PROMPT →
Identify each line holding the string "hôpitaux" and copy it.

MATERIAL FOR THE TASK →
>>>

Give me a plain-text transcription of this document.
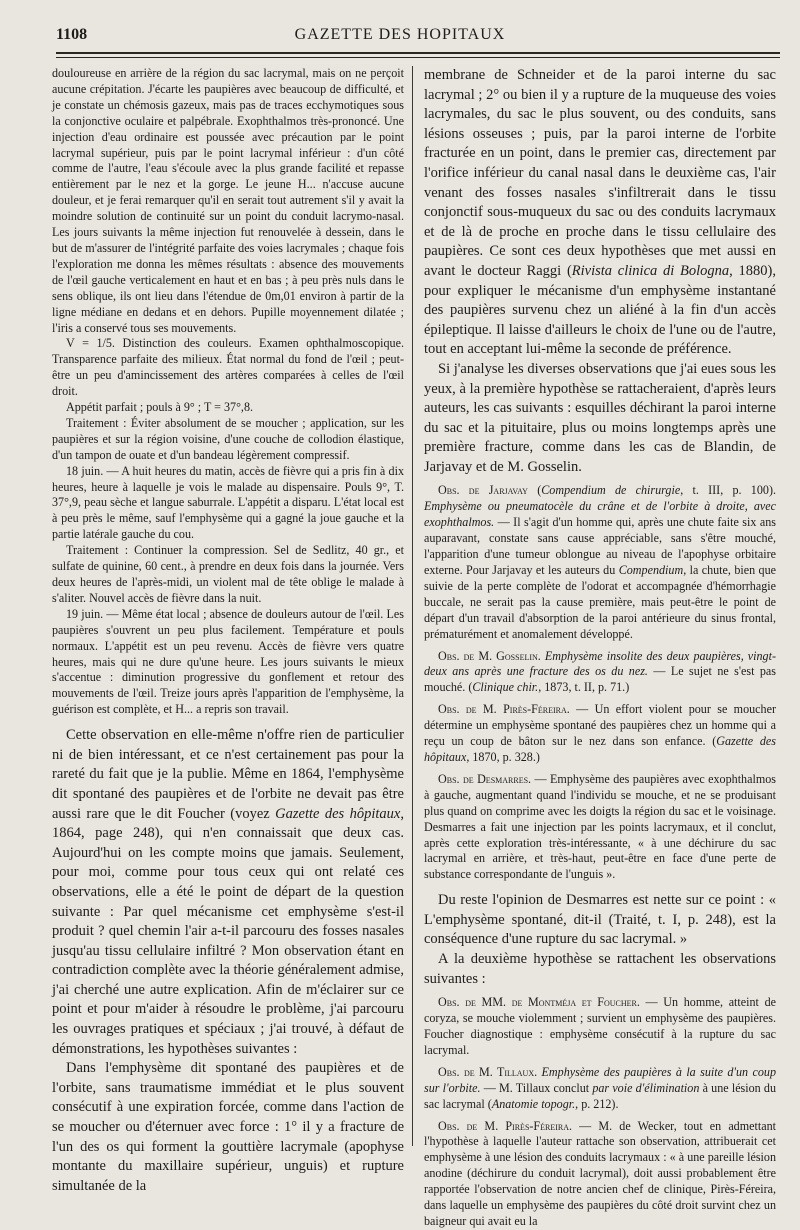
1108	GAZETTE DES HOPITAUX

douloureuse en arrière de la région du sac lacrymal, mais on ne perçoit aucune crépitation. J'écarte les paupières avec beaucoup de difficulté, et je constate un chémosis gazeux, mais pas de traces ecchymotiques sous la conjonctive oculaire et palpébrale. Exophthalmos très-prononcé. Une injection d'eau ordinaire est poussée avec précaution par le point lacrymal supérieur, puis par le point lacrymal inférieur : d'un côté comme de l'autre, l'eau s'écoule avec la plus grande facilité et repasse entièrement par le nez et la gorge. Le jeune H... n'accuse aucune douleur, et je ferai remarquer qu'il en serait tout autrement s'il y avait la moindre solution de continuité sur un point du conduit lacrymo-nasal. Les jours suivants la même injection fut renouvelée à dessein, dans le but de m'assurer de l'intégrité parfaite des voies lacrymales ; chaque fois l'exploration me donna les mêmes résultats : absence des mouvements de l'œil gauche verticalement en haut et en bas ; à peu près nuls dans le sens oblique, ils ont lieu dans l'étendue de 0m,01 environ à partir de la ligne médiane en dedans et en dehors. Pupille moyennement dilatée ; l'iris a conservé tous ses mouvements.

V = 1/5. Distinction des couleurs. Examen ophthalmoscopique. Transparence parfaite des milieux. État normal du fond de l'œil ; peut-être un peu d'amincissement des artères comparées à celles de l'œil droit.

Appétit parfait ; pouls à 9° ; T = 37°,8.

Traitement : Éviter absolument de se moucher ; application, sur les paupières et sur la région voisine, d'une couche de collodion élastique, d'un tampon de ouate et d'un bandeau légèrement compressif.

18 juin. — A huit heures du matin, accès de fièvre qui a pris fin à dix heures, heure à laquelle je vois le malade au dispensaire. Pouls 9°, T. 37°,9, peau sèche et langue saburrale. L'appétit a disparu. L'état local est à peu près le même, sauf l'emphysème qui a gagné la joue gauche et la partie latérale gauche du cou.

Traitement : Continuer la compression. Sel de Sedlitz, 40 gr., et sulfate de quinine, 60 cent., à prendre en deux fois dans la journée. Vers deux heures de l'après-midi, un violent mal de tête oblige le malade à s'aliter. Nouvel accès de fièvre dans la nuit.

19 juin. — Même état local ; absence de douleurs autour de l'œil. Les paupières s'ouvrent un peu plus facilement. Température et pouls normaux. L'appétit est un peu revenu. Accès de fièvre vers quatre heures, mais qui ne dure qu'une heure. Les jours suivants le mieux s'accentue : diminution progressive du gonflement et retour des mouvements de l'œil. Treize jours après l'apparition de l'emphysème, la guérison est complète, et H... a repris son travail.

Cette observation en elle-même n'offre rien de particulier ni de bien intéressant, et ce n'est certainement pas pour la rareté du fait que je la publie. Même en 1864, l'emphysème dit spontané des paupières et de l'orbite ne devait pas être aussi rare que le dit Foucher (voyez Gazette des hôpitaux, 1864, page 248), qui n'en connaissait que deux cas. Aujourd'hui on les compte moins que jamais. Seulement, pour moi, comme pour tous ceux qui ont relaté ces observations, elle a été le point de départ de la question suivante : Par quel mécanisme cet emphysème s'est-il produit ? quel chemin l'air a-t-il parcouru des fosses nasales jusqu'au tissu cellulaire infiltré ? Mon observation étant en contradiction complète avec la théorie généralement admise, j'ai cherché une autre explication. Afin de m'éclairer sur ce point et pour m'aider à résoudre le problème, j'ai parcouru les ouvrages pratiques et spéciaux ; j'ai trouvé, à défaut de démonstrations, les hypothèses suivantes :

Dans l'emphysème dit spontané des paupières et de l'orbite, sans traumatisme immédiat et le plus souvent consécutif à une expiration forcée, comme dans l'action de se moucher ou d'éternuer avec force : 1° il y a fracture de l'un des os qui forment la gouttière lacrymale (apophyse montante du maxillaire supérieur, unguis) et rupture simultanée de la

membrane de Schneider et de la paroi interne du sac lacrymal ; 2° ou bien il y a rupture de la muqueuse des voies lacrymales, du sac le plus souvent, ou des conduits, sans lésions osseuses ; puis, par la paroi interne de l'orbite fracturée en un point, dans le premier cas, directement par l'orifice inférieur du canal nasal dans le deuxième cas, l'air venant des fosses nasales s'infiltrerait dans le tissu conjonctif sous-muqueux du sac ou des conduits lacrymaux et de là de proche en proche dans le tissu cellulaire des paupières. Ce sont ces deux hypothèses que met aussi en avant le docteur Raggi (Rivista clinica di Bologna, 1880), pour expliquer le mécanisme d'un emphysème instantané des paupières survenu chez un aliéné à la fin d'un accès épileptique. Il laisse d'ailleurs le choix de l'une ou de l'autre, tout en acceptant lui-même la seconde de préférence.

Si j'analyse les diverses observations que j'ai eues sous les yeux, à la première hypothèse se rattacheraient, d'après leurs auteurs, les cas suivants : esquilles déchirant la paroi interne du sac et la pituitaire, plus ou moins longtemps après une première fracture, comme dans les cas de Blandin, de Jarjavay et de M. Gosselin.

Obs. de Jarjavay (Compendium de chirurgie, t. III, p. 100). Emphysème ou pneumatocèle du crâne et de l'orbite à droite, avec exophthalmos. — Il s'agit d'un homme qui, après une chute faite six ans auparavant, constate sans cause appréciable, sans s'être mouché, l'apparition d'une tumeur oblongue au niveau de l'apophyse orbitaire externe. Pour Jarjavay et les auteurs du Compendium, la chute, bien que suivie de la perte complète de l'odorat et accompagnée d'hémorrhagie buccale, ne serait pas la cause première, mais peut-être le point de départ d'un travail d'absorption de la paroi antérieure du sinus frontal, prématurément et anomalement développé.

Obs. de M. Gosselin. Emphysème insolite des deux paupières, vingt-deux ans après une fracture des os du nez. — Le sujet ne s'est pas mouché. (Clinique chir., 1873, t. II, p. 71.)

Obs. de M. Pirès-Féreira. — Un effort violent pour se moucher détermine un emphysème spontané des paupières chez un homme qui a reçu un coup de bâton sur le nez dans son enfance. (Gazette des hôpitaux, 1870, p. 328.)

Obs. de Desmarres. — Emphysème des paupières avec exophthalmos à gauche, augmentant quand l'individu se mouche, et ne se produisant plus quand on comprime avec les doigts la région du sac et le voisinage. Desmarres a fait une injection par les points lacrymaux, et il conclut, après cette exploration très-intéressante, « à une déchirure du sac lacrymal en arrière, et très-haut, peut-être en face d'une perte de substance correspondante de l'unguis ».

Du reste l'opinion de Desmarres est nette sur ce point : « L'emphysème spontané, dit-il (Traité, t. I, p. 248), est la conséquence d'une rupture du sac lacrymal. »

A la deuxième hypothèse se rattachent les observations suivantes :

Obs. de MM. de Montméja et Foucher. — Un homme, atteint de coryza, se mouche violemment ; survient un emphysème des paupières. Foucher diagnostique : emphysème consécutif à la rupture du sac lacrymal.

Obs. de M. Tillaux. Emphysème des paupières à la suite d'un coup sur l'orbite. — M. Tillaux conclut par voie d'élimination à une lésion du sac lacrymal (Anatomie topogr., p. 212).

Obs. de M. Pirès-Féreira. — M. de Wecker, tout en admettant l'hypothèse à laquelle l'auteur rattache son observation, attribuerait cet emphysème à une lésion des conduits lacrymaux : « à une pareille lésion anodine (déchirure du conduit lacrymal), doit aussi probablement être rapportée l'observation de notre ancien chef de clinique, Pirès-Féreira, dans laquelle un emphysème des paupières du côté droit survint chez un baigneur qui avait eu la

<<<

PROBLEM SOLUTION →
Cette observation en elle-même n'offre rien de particulier ni de bien intéressant, et ce n'est certainement pas pour la rareté du fait que je la publie. Même en 1864, l'emphysème dit spontané des paupières et de l'orbite ne devait pas être aussi rare que le dit Foucher (voyez Gazette des hôpitaux, 1864, page 248), qui n'en connaissait que deux cas. Aujourd'hui on les compte moins que jamais. Seulement, pour moi, comme pour tous ceux qui ont relaté ces observations, elle a été le point de départ de la question suivante : Par quel mécanisme cet emphysème s'est-il produit ? quel chemin l'air a-t-il parcouru des fosses nasales jusqu'au tissu cellulaire infiltré ? Mon observation étant en contradiction complète avec la théorie généralement admise, j'ai cherché une autre explication. Afin de m'éclairer sur ce point et pour m'aider à résoudre le problème, j'ai parcouru les ouvrages pratiques et spéciaux ; j'ai trouvé, à défaut de démonstrations, les hypothèses suivantes :
Obs. de M. Pirès-Féreira. — Un effort violent pour se moucher détermine un emphysème spontané des paupières chez un homme qui a reçu un coup de bâton sur le nez dans son enfance. (Gazette des hôpitaux, 1870, p. 328.)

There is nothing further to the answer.